[Dataset]:
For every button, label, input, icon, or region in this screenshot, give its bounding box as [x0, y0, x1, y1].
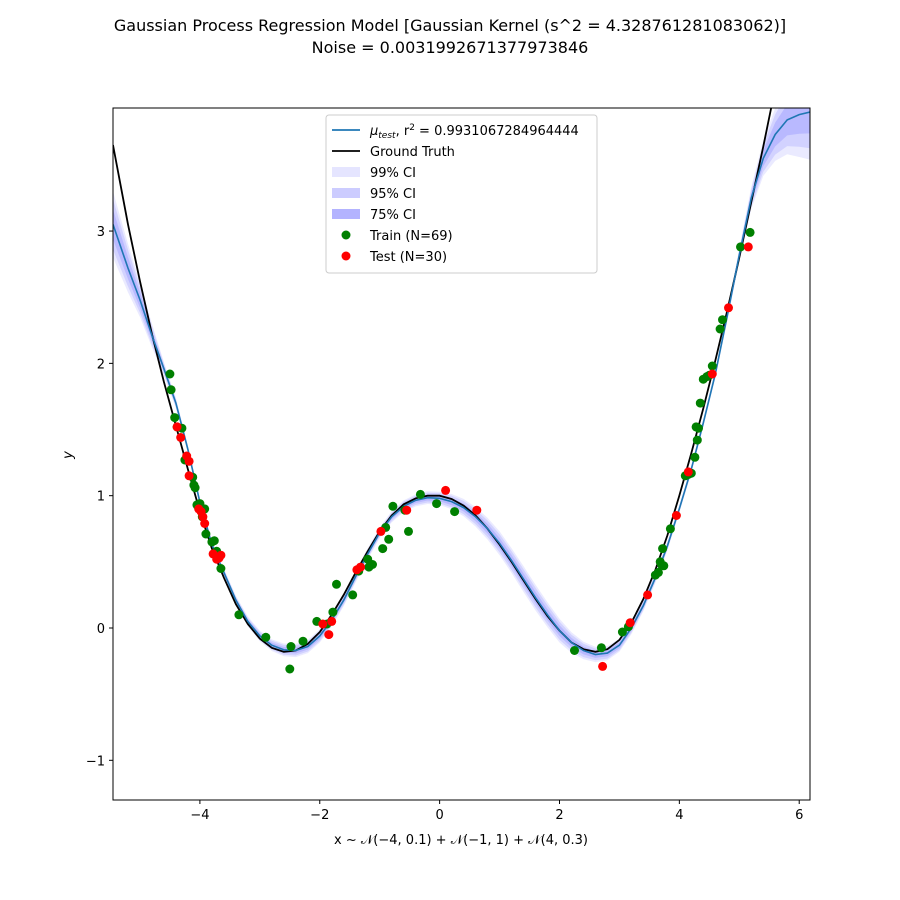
- train-point: [165, 369, 175, 379]
- legend-swatch-ci95: [332, 188, 360, 198]
- test-point: [324, 630, 334, 640]
- train-point: [692, 435, 702, 445]
- test-point: [707, 369, 717, 379]
- x-tick-label: 2: [555, 808, 563, 823]
- legend-swatch-ci99: [332, 167, 360, 177]
- train-point: [658, 544, 668, 554]
- train-point: [596, 643, 606, 653]
- train-point: [261, 632, 271, 642]
- legend-swatch-test: [341, 251, 351, 261]
- train-point: [328, 607, 338, 617]
- train-point: [388, 501, 398, 511]
- train-point: [617, 627, 627, 637]
- legend-swatch-ci75: [332, 209, 360, 219]
- legend-label-train: Train (N=69): [369, 229, 453, 244]
- train-point: [404, 526, 413, 536]
- x-tick-label: 0: [435, 808, 443, 823]
- train-point: [348, 590, 358, 600]
- train-point: [190, 483, 200, 493]
- x-axis-ticks: −4 −2 0 2 4 6: [190, 800, 803, 823]
- plot-frame: [112, 107, 811, 801]
- train-point: [170, 413, 180, 423]
- legend-label-ci95: 95% CI: [370, 187, 416, 202]
- train-point: [715, 324, 725, 334]
- train-point: [570, 646, 579, 655]
- test-point: [625, 618, 635, 628]
- train-point: [378, 544, 388, 554]
- test-point: [598, 661, 608, 671]
- train-point: [450, 507, 460, 517]
- train-point: [209, 536, 219, 546]
- x-axis-label: x ~ 𝒩(−4, 0.1) + 𝒩(−1, 1) + 𝒩(4, 0.3): [334, 833, 588, 848]
- legend-box: [325, 114, 598, 274]
- legend-label-mean: μtest, r2 = 0.9931067284964444: [369, 123, 579, 141]
- test-point: [472, 505, 482, 515]
- legend-label-truth: Ground Truth: [370, 145, 455, 160]
- legend: μtest, r2 = 0.9931067284964444 Ground Tru…: [325, 114, 598, 274]
- train-point: [745, 227, 755, 237]
- train-point: [718, 315, 727, 325]
- train-point: [694, 423, 703, 433]
- test-point: [441, 485, 451, 495]
- train-point: [653, 567, 663, 577]
- train-point: [415, 489, 425, 499]
- test-point: [216, 550, 226, 560]
- train-point: [384, 534, 394, 544]
- legend-label-ci99: 99% CI: [370, 166, 416, 181]
- train-point: [216, 564, 226, 573]
- test-point: [318, 619, 328, 629]
- test-point: [643, 590, 653, 600]
- train-point: [432, 499, 442, 509]
- y-tick-label: −1: [86, 754, 105, 769]
- y-axis-label: y: [61, 451, 76, 460]
- train-point: [695, 398, 705, 408]
- test-point: [356, 562, 365, 572]
- train-point: [286, 642, 296, 651]
- y-tick-label: 0: [97, 622, 105, 637]
- ground-truth-line: [113, 108, 773, 653]
- train-point: [707, 361, 717, 371]
- y-tick-label: 1: [97, 490, 105, 505]
- train-point: [368, 560, 377, 569]
- y-axis-ticks: −1 0 1 2 3: [86, 225, 113, 769]
- train-point: [298, 636, 308, 646]
- test-point: [184, 471, 194, 481]
- train-point: [332, 579, 341, 589]
- test-point: [683, 467, 693, 477]
- test-point: [176, 433, 186, 442]
- y-tick-label: 3: [97, 225, 105, 240]
- legend-label-ci75: 75% CI: [370, 208, 416, 223]
- test-point: [671, 511, 681, 520]
- test-point: [200, 519, 210, 528]
- x-tick-label: 4: [675, 808, 683, 823]
- test-point: [172, 422, 182, 432]
- test-point: [724, 303, 733, 313]
- train-point: [166, 385, 176, 395]
- x-tick-label: −2: [310, 808, 329, 823]
- train-point: [201, 529, 211, 539]
- test-point: [327, 616, 337, 626]
- x-tick-label: 6: [795, 808, 803, 823]
- train-point: [285, 664, 295, 674]
- y-tick-label: 2: [97, 357, 105, 372]
- test-point: [376, 526, 386, 536]
- test-point: [184, 456, 194, 466]
- test-point: [402, 505, 412, 515]
- train-point: [736, 242, 745, 252]
- train-point: [690, 452, 700, 462]
- legend-swatch-train: [341, 230, 351, 240]
- scatter-points: [165, 227, 755, 674]
- x-tick-label: −4: [190, 808, 209, 823]
- chart-title: Gaussian Process Regression Model [Gauss…: [113, 16, 787, 35]
- test-point: [743, 242, 753, 252]
- legend-label-test: Test (N=30): [369, 250, 447, 265]
- chart-subtitle: Noise = 0.0031992671377973846: [311, 38, 589, 57]
- train-point: [656, 560, 666, 569]
- train-point: [234, 610, 244, 620]
- train-point: [665, 524, 675, 534]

[Problem to solve]: Pull out every line of the data above that contains the word "chart", matching case exactly.

[Result for this exercise]:
- chart-title: Gaussian Process Regression Model [Gauss…: [113, 16, 787, 35]
- chart-subtitle: Noise = 0.0031992671377973846: [311, 38, 589, 57]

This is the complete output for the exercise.